# [Problem statement]
Skip every picture and copy only the lines from the one containing "OCR this image." to the final line of the records below.

[START]

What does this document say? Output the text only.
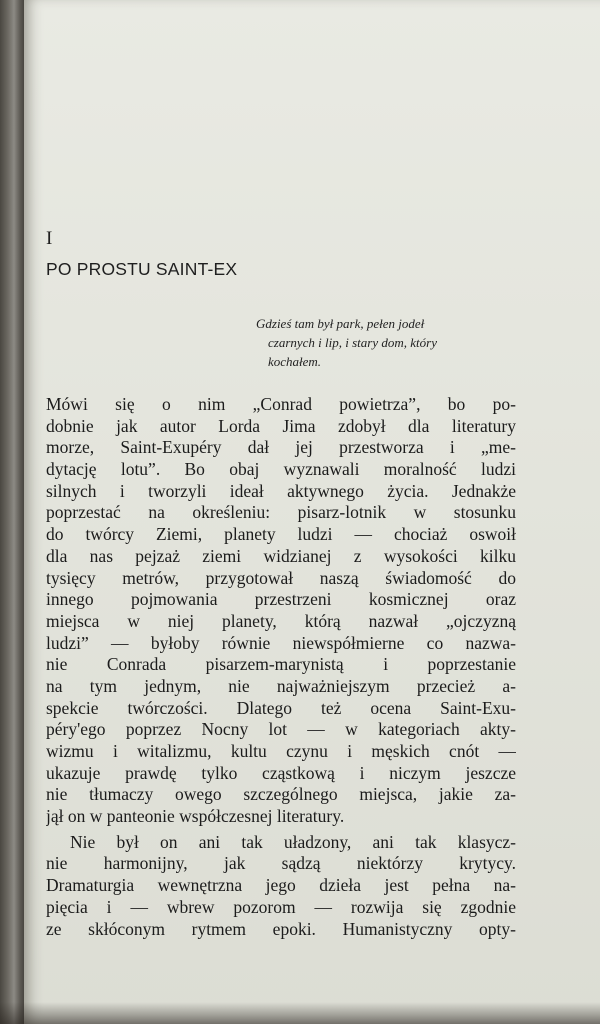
I
PO PROSTU SAINT-EX
Gdzieś tam był park, pełen jodeł
czarnych i lip, i stary dom, który
kochałem.
Mówi się o nim „Conrad powietrza”, bo po-
dobnie jak autor Lorda Jima zdobył dla literatury
morze, Saint-Exupéry dał jej przestworza i „me-
dytację lotu”. Bo obaj wyznawali moralność ludzi
silnych i tworzyli ideał aktywnego życia. Jednakże
poprzestać na określeniu: pisarz-lotnik w stosunku
do twórcy Ziemi, planety ludzi — chociaż oswoił
dla nas pejzaż ziemi widzianej z wysokości kilku
tysięcy metrów, przygotował naszą świadomość do
innego pojmowania przestrzeni kosmicznej oraz
miejsca w niej planety, którą nazwał „ojczyzną
ludzi” — byłoby równie niewspółmierne co nazwa-
nie Conrada pisarzem-marynistą i poprzestanie
na tym jednym, nie najważniejszym przecież a-
spekcie twórczości. Dlatego też ocena Saint-Exu-
péry'ego poprzez Nocny lot — w kategoriach akty-
wizmu i witalizmu, kultu czynu i męskich cnót —
ukazuje prawdę tylko cząstkową i niczym jeszcze
nie tłumaczy owego szczególnego miejsca, jakie za-
jął on w panteonie współczesnej literatury.
Nie był on ani tak uładzony, ani tak klasycz-
nie harmonijny, jak sądzą niektórzy krytycy.
Dramaturgia wewnętrzna jego dzieła jest pełna na-
pięcia i — wbrew pozorom — rozwija się zgodnie
ze skłóconym rytmem epoki. Humanistyczny opty-
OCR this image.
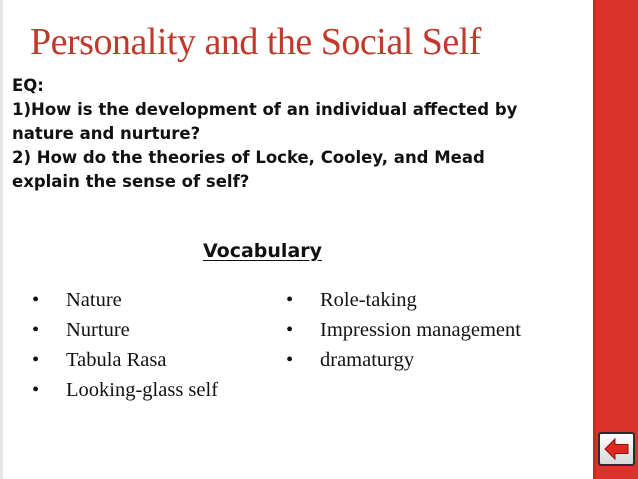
Personality and the Social Self
EQ:
1)How is the development of an individual affected by
nature and nurture?
2) How do the theories of Locke, Cooley, and Mead
explain the sense of self?
Vocabulary
• Nature
• Nurture
• Tabula Rasa
• Looking-glass self
• Role-taking
• Impression management
• dramaturgy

[END]

# [Full answer]
OCR this image.
Personality and the Social Self
EQ:
1)How is the development of an individual affected by
nature and nurture?
2) How do the theories of Locke, Cooley, and Mead
explain the sense of self?
Vocabulary
• Nature
• Nurture
• Tabula Rasa
• Looking-glass self
• Role-taking
• Impression management
• dramaturgy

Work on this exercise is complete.